TEXTAUSZUG
# # #
Von der Albulastrecke ist dieser Tag auch der Höhepunkt. Man begeht den Abschnitt, wo die Bahn die doppelte Steigung überwinden muss wie sie eigentlich überwinden kann, also das Gelände ist steiler als die maximale Steigung. Um dies zu erreichen wird die Trasse künstlich in die Länge gezogen: wechselt mehrfach die Seite des Tals über Brücken und Viadukte und wechselt auf einer Seite durch Kehr- und Spiraltunnel die Richtung. Fährt man mit dem Zug weiß man irgendwann nicht mehr in welche Richtung man eigentlich fährt. Auch von außen beim Wandern ist es nicht unbedingt sofort nachvollziehbar, wo der Zug als nächstes fährt, aber man versteht das Ganze schon deutlich besser.


Das Hotel Piz Ela, in dem ich übernachtete


Bergün nochmal aus der Ferne


Herrlicher Sonnenschein


Zahlreiche Viadukte


Auch Güterzüge fahren hier


Ein Viadukt von unten

Der erste Teil der Wanderung geht bis Preda. Ich fand ein paar Stellen etwas doof zu gehen, vor allem den Teil wo der Bach/Wasserfall überquert wird; nicht die Überquerung an sich sondern der Zugang. Gefährliche, ausgesetzte Stellen sind aber nicht dabei bzw. durch ein Geländer gesichert.

Eine Besonderheit ist die Passstraße: sie ist im Winter gesperrt und wird zur Schlittenbahn: man fährt mit der Rhätischen Bahn hoch und mit dem Schlitten runter. Dafür gibt es dann auch spezielle Tickets.
# # #
DATENSATZ
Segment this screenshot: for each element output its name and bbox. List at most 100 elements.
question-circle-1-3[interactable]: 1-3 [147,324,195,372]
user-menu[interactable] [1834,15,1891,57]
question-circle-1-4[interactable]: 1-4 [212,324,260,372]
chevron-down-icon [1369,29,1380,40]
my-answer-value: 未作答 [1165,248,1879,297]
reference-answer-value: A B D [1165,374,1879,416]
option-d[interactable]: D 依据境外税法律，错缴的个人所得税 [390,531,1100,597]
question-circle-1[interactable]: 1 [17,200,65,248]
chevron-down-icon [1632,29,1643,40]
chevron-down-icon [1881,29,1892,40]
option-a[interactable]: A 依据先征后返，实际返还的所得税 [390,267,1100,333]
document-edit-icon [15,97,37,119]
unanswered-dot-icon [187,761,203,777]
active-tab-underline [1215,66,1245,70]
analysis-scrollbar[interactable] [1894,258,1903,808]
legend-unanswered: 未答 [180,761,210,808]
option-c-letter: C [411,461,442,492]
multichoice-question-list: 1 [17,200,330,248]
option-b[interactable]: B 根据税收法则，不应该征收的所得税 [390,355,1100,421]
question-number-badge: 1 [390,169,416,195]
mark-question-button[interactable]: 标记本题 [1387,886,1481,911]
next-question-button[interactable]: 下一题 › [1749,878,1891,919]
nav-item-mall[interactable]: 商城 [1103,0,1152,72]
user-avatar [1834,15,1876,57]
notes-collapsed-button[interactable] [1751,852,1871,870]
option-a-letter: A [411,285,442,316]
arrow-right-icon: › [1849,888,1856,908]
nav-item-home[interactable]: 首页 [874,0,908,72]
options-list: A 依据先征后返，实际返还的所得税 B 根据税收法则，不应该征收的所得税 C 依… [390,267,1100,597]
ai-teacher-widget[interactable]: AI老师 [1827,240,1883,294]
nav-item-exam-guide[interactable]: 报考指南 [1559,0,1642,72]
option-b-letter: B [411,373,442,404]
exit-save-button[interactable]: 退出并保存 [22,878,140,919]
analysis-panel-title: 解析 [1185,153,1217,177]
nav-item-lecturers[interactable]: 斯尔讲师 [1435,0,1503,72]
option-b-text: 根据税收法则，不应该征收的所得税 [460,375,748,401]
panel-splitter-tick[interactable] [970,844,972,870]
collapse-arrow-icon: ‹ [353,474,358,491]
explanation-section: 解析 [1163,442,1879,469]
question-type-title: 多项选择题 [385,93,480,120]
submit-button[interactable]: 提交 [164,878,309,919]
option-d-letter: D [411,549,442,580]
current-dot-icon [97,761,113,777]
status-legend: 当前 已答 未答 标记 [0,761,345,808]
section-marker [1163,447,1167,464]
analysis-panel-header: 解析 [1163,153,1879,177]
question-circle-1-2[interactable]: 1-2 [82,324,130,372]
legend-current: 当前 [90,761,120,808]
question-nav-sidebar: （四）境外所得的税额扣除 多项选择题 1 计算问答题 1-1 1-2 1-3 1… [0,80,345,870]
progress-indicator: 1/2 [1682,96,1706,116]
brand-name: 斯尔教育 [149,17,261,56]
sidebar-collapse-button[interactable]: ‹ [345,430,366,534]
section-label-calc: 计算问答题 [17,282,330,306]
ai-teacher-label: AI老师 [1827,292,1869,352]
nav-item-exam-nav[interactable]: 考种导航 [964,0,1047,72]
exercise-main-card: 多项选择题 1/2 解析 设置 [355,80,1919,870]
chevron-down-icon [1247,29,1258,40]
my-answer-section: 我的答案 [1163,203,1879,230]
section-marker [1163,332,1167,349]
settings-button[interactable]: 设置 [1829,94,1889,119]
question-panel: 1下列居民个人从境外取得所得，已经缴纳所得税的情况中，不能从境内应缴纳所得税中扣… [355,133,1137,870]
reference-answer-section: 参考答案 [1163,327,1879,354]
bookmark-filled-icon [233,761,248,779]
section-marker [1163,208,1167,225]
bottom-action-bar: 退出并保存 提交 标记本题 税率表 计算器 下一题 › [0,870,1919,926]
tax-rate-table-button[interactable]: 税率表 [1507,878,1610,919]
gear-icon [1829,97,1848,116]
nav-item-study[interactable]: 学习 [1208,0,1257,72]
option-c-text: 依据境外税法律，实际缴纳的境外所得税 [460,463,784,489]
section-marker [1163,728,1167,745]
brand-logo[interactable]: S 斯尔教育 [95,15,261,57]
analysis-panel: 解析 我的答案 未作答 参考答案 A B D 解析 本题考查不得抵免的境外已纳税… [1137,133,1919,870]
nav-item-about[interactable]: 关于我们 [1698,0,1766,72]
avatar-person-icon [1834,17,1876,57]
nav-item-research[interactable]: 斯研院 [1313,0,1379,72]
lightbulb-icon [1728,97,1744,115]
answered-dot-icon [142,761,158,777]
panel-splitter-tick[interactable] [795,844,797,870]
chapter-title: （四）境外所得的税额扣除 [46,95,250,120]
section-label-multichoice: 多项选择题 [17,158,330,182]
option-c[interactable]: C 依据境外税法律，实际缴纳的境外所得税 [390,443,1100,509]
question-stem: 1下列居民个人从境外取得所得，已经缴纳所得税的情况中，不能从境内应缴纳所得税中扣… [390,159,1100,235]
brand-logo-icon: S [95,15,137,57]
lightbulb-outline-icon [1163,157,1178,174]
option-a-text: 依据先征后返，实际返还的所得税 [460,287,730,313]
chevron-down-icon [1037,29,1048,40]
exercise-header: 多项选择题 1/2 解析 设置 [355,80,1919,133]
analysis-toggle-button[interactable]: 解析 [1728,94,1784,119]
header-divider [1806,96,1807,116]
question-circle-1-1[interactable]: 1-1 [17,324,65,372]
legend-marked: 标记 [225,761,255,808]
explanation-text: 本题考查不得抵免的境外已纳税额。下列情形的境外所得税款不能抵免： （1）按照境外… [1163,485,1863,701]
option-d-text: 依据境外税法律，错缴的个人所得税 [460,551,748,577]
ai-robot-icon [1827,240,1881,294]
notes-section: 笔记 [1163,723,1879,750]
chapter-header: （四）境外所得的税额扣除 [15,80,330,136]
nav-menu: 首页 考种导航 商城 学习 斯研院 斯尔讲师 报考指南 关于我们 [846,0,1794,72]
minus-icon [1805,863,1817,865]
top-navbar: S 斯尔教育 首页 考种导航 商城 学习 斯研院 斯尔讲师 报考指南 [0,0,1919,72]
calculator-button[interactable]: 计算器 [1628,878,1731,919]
# # #
ZU ERLEDIGEN
**1)** Was geschieht laut dem Textauszug über die Albulastrecke im Winter mit der Passstraße?
**2)** Prüfen Sie, ob die folgenden Aussagen mit dem Textauszug über die Albulastrecke übereinstimmen, und belegen Sie jede Antwort mit einem wörtlichen Zitat: (a) Der erste Teil der Wanderung führt bis Preda. (b) Auf der Wanderung gibt es ungesicherte, ausgesetzte Stellen. (c) Auf dieser Strecke verkehren ausschließlich Personenzüge.
**3)** Führen Sie den Textauszug über die Albulastrecke im Anschluss an seinen letzten Satz weiter.
Die Zeilen werden für die Bearbeitung nicht benötigt.

LÖSUNGEN
**1)** Sie ist gesperrt und wird zur Schlittenbahn.

**2)**
(a) Ja: „Der erste Teil der Wanderung geht bis Preda."
(b) Nein: „Gefährliche, ausgesetzte Stellen sind aber nicht dabei bzw. durch ein Geländer gesichert."
(c) Nein: „Auch Güterzüge fahren hier"

**3)**
Gegen Mittag erreiche ich dann Preda, eine wirklich sehr kleine Ortschaft. Dort beginnt der Albulatunnel, der einzige längere Tunnel der ganzen Strecke. Der Tunnel wird aktuell neu gebaut, d. h. statt einer Sanierung mit langer Streckensperrung wird einfach der gleiche Tunnel daneben errichtet. Der alte Tunnel dient dann als Sicherheitstunnel. Viele Informationen dazu finden sich auf der Seite „Der Neubau des Albulatunnels“ sowie im dortigen Infozentrum. Es werden auch Baustellenführungen angeboten, allerdings halt nicht zu dem Zeitpunkt, wo ich grad dort war.

Zu dem Zeitpunkt, wo ich unterwegs war, war dann der weitere Wanderweg gesperrt aufgrund von Fortarbeiten. Eine Umleitung war aber ausgeschildert. Danach wartet ein wunderschöner Bergsee, der Lai da Palpuogna. Der See bietet sich an, eine kurze oder längere Pause zu machen.


Palpuognasee

Zum Hospiz – das Wort hat übrigens nichts mit Sterben zu tun sondern ist wörtlich zu nehmen und steht lediglich für eine Herberge, siehe Hospiz (Begriffsklärung) – wird jetzt die Passstraße einmal überquert und damit ändert sich auch der Charakter des Weges. War der bisherige Weg eher durch Wald geprägt, wird jetzt langsam die Baumgrenze überschritten. Ich mag diese Landschaft wirklich sehr, besonders wenn das Wetter so angenehm ist wie während dieser Wanderung.


Wanderweg zum Hospiz, abseits von der Passstraße


Und hier ist es dann

Angekommen, nach 13,8 km und immerhin 950 Höhenmetern. Es war durchaus noch reger Betrieb, einige Motorradfahrer und auch bei (Renn)radlern ist der Pass beliebt, vor allem ist auch relativ wenig Autoverkehr.


Der Albulapass

Von der Unterkunft war ich ziemlich begeistert. Alles ist erneuert mit hellem Holz und einem sehr bequemem Bett. Die anderen Zimmer haben genauso gut ausgesehen, tatsächlich stand nämlich alles offen, da ich der einzige Übernachtungsgast an diesem Tag war.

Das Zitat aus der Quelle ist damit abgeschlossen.